▸ **Given exercise**: Write out again only the lines running from the one that contains "Serialize everything readable" to the end of the records below, including both the first and the last.

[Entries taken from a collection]
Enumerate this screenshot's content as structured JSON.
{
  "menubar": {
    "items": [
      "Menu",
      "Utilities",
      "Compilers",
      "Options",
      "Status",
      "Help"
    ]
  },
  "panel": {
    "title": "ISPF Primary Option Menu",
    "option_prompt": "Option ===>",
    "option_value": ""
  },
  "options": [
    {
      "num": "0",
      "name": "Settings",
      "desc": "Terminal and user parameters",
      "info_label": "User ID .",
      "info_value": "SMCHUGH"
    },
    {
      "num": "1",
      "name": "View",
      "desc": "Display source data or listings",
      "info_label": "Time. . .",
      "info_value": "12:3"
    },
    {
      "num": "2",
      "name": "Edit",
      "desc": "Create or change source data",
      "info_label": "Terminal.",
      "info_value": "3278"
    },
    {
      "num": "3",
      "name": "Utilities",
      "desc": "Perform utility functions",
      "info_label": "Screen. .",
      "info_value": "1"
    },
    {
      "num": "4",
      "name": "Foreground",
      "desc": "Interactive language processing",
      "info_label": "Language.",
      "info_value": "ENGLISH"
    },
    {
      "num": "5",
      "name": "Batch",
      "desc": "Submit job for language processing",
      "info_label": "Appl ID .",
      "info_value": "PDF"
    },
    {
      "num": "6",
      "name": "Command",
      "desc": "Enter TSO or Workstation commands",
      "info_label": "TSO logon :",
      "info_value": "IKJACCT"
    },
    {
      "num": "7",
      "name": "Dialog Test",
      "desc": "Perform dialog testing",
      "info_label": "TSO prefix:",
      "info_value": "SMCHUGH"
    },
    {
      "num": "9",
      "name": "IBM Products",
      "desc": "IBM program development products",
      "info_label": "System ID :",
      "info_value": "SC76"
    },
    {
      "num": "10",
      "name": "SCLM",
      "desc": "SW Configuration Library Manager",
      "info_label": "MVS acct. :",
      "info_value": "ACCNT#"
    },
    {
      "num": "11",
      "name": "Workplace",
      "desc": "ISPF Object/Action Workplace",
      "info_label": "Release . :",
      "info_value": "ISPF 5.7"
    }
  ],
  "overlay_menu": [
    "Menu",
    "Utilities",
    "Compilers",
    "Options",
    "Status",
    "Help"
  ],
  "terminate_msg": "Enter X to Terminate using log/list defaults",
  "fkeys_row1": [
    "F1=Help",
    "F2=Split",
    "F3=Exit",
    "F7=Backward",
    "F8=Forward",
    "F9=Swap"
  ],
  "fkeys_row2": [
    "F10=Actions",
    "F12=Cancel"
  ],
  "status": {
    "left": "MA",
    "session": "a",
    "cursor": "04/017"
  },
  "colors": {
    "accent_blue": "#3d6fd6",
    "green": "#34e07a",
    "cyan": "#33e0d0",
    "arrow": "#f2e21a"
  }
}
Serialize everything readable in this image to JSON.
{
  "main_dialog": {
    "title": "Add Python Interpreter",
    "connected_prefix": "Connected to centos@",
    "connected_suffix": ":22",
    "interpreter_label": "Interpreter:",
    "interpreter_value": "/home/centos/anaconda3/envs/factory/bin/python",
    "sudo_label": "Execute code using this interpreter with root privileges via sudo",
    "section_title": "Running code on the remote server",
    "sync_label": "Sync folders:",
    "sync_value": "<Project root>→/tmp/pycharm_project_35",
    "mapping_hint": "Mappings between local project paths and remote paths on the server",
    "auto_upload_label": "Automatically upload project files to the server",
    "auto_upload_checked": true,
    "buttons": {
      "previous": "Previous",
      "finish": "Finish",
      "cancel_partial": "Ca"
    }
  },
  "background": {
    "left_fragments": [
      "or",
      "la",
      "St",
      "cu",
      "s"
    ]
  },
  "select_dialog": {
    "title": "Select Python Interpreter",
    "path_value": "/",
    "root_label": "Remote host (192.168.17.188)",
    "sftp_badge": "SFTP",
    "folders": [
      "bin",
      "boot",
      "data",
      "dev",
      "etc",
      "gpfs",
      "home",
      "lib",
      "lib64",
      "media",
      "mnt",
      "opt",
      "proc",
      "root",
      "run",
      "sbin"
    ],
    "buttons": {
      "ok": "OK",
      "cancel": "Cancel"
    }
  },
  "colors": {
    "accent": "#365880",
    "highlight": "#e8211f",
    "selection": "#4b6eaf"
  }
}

▸ **Answer to the problem**:
Serialize everything readable in this image to JSON.
{
  "main_dialog": {
    "title": "Add Python Interpreter",
    "connected_prefix": "Connected to centos@",
    "connected_suffix": ":22",
    "interpreter_label": "Interpreter:",
    "interpreter_value": "/home/centos/anaconda3/envs/factory/bin/python",
    "sudo_label": "Execute code using this interpreter with root privileges via sudo",
    "section_title": "Running code on the remote server",
    "sync_label": "Sync folders:",
    "sync_value": "<Project root>→/tmp/pycharm_project_35",
    "mapping_hint": "Mappings between local project paths and remote paths on the server",
    "auto_upload_label": "Automatically upload project files to the server",
    "auto_upload_checked": true,
    "buttons": {
      "previous": "Previous",
      "finish": "Finish",
      "cancel_partial": "Ca"
    }
  },
  "background": {
    "left_fragments": [
      "or",
      "la",
      "St",
      "cu",
      "s"
    ]
  },
  "select_dialog": {
    "title": "Select Python Interpreter",
    "path_value": "/",
    "root_label": "Remote host (192.168.17.188)",
    "sftp_badge": "SFTP",
    "folders": [
      "bin",
      "boot",
      "data",
      "dev",
      "etc",
      "gpfs",
      "home",
      "lib",
      "lib64",
      "media",
      "mnt",
      "opt",
      "proc",
      "root",
      "run",
      "sbin"
    ],
    "buttons": {
      "ok": "OK",
      "cancel": "Cancel"
    }
  },
  "colors": {
    "accent": "#365880",
    "highlight": "#e8211f",
    "selection": "#4b6eaf"
  }
}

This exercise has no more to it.